Новогодние огни русской поэзии
Новый год сулит плод надежды, вместе наводя на печальные, хоть и несколько банальные раздумья: год отвалился, канул в бездну, равно в опыт, год неповторим, как всякий день…
Что общего между вчера и днём взятия Бастилии, к примеру?
Никогда не повторятся…
Новый год провоцирует поэтов на особые стихи:
Как дождевая капля в море,
Так в вечность канул прошлый год,
Умчал и радости и горе,
Но, улетев, отверстый вход
Оставил в мир им за собою.
Так пел В. Капнист: могуче и громогласно, классицизму следуя в правилах построения стиха, и эта архаика сегодня воспринимается сквозь призмы мудрости Екклесиаста, однако, «отверстый ход» всё-таки не позволяет антрацитовому окрасу распространится на ленты жизни.
…Дуговые промельки времени быстры, и А. Блок предложит вечной, меняющейся антуражем действительности совсем иные песни:
И ты, мой юный, мой печальный,
Уходишь прочь!
Привет тебе, привет прощальный
Шлю в эту ночь.
А я всё тот же гость усталый
Земли чужой.
Бреду, как путник запоздалый,
За красотой.
Снежная музыкальность разольётся, серебрясь, но мотивы печали и усталости, столь характерные для Блока, не отменит она, не отменит…
«Новогоднюю сказку» предложит И. Анненский, щедро прорезая гранями виртуозного мастерства заурядность действительности:
Светилась колдуньина маска,
Постукивал мерно костыль…
Моя новогодняя сказка,
Последняя сказка, не ты ль?
О счастье уста не молили,
Тенями был полон покой,
И чаши открывшихся лилий
Дышали нездешней тоской.
Таинственные логарифмы стихотворения Анненского требуют разобраться в реальности реального: хотя предпочтение, кажется, отдаётся теням.
Скорбный Новый год – и такое возможно, как поведает баллада А. Ахматовой:
И месяц, скучая в облачной мгле,
Бросил в горницу тусклый взор.
Там шесть приборов стоят на столе,
И один только пуст прибор.
Это муж мой, и я, и друзья мои,
Мы Новый встречаем год,
Отчего мои пальцы словно в крови
И вино, как отрава, жжёт?
Скорбный, шекспировски-трагичный, обжигающий память…
Но всё равно – Новый, новый; ведь Паскаль утверждал, что человеком всегда движет желание, когда не жажда счастья, определяя характер и мотивы поступков, а Новый всегда сулит неизведанное.
Грани строк Маршака совершенны, как прекрасно обработанные ювелиром камни, но здесь речь об высотах ювелирного мастерства метафизической пробы:
Дети спать пораньше лягут
В день последний декабря,
А проснутся старше на год
В первый день календаря.

Материал:
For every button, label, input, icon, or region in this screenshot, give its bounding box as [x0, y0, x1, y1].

Задание 1:
Ответьте по тексту о новогодних стихах:
(a) Чьи строки о прошлом годе, канувшем в вечность, как дождевая капля в море, приводятся в тексте?
(b) Какое произведение, по тексту, предложит И. Анненский?
(c) Сколько приборов стоит на столе в балладе А. Ахматовой?
Задание 2:
Выпишите из текста о новогодних стихах отрывок: начните с места, где стоят слова «О счастье уста», и остановитесь после слов «горницу тусклый взор.».

Ответ 1:
(a) В. Капнист
(b) «Новогоднюю сказку»
(c) Шесть

Ответ 2:
О счастье уста не молили,
Тенями был полон покой,
И чаши открывшихся лилий
Дышали нездешней тоской.
Таинственные логарифмы стихотворения Анненского требуют разобраться в реальности реального: хотя предпочтение, кажется, отдаётся теням.
Скорбный Новый год – и такое возможно, как поведает баллада А. Ахматовой:
И месяц, скучая в облачной мгле,
Бросил в горницу тусклый взор.